Your task:
Copy the records verbatim, starting at their first line and ending after the line that contains "99, 566, 115]".
— START OF Supplied data —
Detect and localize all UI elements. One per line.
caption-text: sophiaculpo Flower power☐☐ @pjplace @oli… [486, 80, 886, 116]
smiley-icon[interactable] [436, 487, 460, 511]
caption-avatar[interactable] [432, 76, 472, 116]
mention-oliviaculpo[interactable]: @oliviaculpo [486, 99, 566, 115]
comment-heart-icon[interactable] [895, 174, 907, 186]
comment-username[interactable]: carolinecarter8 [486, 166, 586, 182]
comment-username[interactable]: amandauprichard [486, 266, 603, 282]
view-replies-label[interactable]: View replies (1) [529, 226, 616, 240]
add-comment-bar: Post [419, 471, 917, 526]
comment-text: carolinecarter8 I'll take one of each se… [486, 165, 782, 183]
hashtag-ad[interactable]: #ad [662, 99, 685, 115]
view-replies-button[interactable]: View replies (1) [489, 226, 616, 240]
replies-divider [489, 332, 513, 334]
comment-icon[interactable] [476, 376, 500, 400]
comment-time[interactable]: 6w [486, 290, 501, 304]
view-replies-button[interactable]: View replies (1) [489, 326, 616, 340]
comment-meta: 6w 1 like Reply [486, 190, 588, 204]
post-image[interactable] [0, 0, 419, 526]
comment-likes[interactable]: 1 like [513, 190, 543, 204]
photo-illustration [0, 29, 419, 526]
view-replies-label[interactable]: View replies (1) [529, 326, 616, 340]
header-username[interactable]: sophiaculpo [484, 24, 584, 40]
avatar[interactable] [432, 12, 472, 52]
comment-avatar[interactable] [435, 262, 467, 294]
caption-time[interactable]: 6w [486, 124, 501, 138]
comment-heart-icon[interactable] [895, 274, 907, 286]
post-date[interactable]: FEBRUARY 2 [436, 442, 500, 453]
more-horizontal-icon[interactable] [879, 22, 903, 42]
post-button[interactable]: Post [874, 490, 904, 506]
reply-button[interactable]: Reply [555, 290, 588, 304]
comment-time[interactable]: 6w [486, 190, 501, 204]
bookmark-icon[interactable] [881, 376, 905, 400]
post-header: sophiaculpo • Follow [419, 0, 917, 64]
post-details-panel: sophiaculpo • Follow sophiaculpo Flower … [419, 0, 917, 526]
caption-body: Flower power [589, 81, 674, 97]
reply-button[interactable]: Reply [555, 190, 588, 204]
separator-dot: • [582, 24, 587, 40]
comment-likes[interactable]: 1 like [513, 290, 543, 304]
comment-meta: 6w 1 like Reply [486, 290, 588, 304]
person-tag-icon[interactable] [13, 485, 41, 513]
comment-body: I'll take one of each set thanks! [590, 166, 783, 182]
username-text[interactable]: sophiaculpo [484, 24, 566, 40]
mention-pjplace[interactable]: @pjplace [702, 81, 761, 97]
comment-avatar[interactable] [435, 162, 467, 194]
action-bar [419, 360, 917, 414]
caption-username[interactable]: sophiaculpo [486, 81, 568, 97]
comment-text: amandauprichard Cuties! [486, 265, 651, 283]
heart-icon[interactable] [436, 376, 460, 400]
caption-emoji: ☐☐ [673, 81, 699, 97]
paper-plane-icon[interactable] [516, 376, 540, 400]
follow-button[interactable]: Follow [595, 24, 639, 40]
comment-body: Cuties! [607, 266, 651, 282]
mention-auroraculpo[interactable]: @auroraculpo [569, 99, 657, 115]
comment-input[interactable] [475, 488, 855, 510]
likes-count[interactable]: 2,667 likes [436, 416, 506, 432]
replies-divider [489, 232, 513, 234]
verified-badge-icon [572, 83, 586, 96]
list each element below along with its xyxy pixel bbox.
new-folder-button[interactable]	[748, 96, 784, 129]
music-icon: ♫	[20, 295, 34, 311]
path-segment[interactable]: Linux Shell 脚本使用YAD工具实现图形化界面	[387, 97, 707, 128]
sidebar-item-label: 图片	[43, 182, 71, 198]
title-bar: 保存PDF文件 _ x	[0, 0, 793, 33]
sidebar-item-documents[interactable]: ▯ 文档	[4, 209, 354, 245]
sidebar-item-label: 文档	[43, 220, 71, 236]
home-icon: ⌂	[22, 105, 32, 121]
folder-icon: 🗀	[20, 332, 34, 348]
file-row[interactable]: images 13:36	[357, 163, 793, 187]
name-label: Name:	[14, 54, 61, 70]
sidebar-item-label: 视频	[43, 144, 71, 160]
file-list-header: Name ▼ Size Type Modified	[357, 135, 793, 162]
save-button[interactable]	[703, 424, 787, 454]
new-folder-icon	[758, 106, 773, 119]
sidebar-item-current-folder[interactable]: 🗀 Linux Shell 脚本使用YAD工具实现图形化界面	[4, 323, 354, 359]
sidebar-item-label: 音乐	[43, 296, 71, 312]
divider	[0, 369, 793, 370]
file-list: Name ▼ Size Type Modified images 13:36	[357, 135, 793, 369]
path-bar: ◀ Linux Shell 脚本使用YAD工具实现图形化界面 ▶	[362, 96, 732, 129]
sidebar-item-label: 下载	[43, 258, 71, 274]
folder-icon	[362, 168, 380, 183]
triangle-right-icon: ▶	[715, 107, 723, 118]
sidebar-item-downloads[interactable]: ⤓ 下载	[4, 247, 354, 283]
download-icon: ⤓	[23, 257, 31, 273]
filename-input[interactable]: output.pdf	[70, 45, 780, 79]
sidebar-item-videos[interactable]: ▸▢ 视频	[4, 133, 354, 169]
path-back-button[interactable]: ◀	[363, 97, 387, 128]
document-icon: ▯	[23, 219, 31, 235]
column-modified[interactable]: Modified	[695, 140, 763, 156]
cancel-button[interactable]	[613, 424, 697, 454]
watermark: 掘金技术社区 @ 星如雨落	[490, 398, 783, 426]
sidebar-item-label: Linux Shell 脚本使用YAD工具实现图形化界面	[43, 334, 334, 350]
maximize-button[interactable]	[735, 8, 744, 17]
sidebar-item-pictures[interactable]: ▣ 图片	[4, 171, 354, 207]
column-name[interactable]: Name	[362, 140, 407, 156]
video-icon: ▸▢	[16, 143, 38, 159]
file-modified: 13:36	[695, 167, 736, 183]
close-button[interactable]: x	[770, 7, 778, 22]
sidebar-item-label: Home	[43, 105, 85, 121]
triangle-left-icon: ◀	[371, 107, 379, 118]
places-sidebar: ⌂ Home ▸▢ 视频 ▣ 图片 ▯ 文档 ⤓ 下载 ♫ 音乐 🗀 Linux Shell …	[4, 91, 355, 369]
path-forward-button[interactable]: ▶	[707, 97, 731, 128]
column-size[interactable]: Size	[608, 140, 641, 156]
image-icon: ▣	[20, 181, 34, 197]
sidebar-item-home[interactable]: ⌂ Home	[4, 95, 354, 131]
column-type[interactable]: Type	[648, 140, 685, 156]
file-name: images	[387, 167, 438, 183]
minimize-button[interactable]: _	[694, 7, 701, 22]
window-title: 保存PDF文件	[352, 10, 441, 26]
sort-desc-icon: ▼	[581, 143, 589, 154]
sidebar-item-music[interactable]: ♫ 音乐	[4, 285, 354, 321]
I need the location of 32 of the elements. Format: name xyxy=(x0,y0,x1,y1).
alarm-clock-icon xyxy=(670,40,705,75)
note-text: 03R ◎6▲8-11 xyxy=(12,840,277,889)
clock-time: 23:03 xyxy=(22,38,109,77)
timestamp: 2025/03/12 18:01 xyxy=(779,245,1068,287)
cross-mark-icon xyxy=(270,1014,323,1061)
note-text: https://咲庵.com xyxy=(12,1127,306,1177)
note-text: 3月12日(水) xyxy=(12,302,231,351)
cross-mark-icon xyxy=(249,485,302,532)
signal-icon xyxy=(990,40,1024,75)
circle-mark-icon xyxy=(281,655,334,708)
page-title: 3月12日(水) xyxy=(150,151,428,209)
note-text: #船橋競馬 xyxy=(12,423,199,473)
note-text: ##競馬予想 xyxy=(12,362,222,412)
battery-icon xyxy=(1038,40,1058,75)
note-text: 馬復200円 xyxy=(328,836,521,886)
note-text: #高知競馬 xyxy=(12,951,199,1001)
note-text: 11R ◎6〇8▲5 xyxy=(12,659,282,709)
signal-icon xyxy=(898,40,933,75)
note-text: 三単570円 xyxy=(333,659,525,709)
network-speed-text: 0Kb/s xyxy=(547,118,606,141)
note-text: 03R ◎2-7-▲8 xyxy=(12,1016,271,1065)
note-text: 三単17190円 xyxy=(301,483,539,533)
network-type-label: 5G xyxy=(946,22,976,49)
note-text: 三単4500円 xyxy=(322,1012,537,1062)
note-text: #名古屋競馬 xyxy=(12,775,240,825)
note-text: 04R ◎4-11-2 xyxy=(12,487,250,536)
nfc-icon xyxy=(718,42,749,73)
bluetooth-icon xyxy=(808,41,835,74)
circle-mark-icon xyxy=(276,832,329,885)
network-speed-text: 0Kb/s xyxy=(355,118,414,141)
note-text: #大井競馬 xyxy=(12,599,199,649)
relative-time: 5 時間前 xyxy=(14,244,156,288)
— END OF Supplied data —
Correct result:
Detect and localize all UI elements. One per line.
caption-text: sophiaculpo Flower power☐☐ @pjplace @oli… [486, 80, 886, 116]
smiley-icon[interactable] [436, 487, 460, 511]
caption-avatar[interactable] [432, 76, 472, 116]
mention-oliviaculpo[interactable]: @oliviaculpo [486, 99, 566, 115]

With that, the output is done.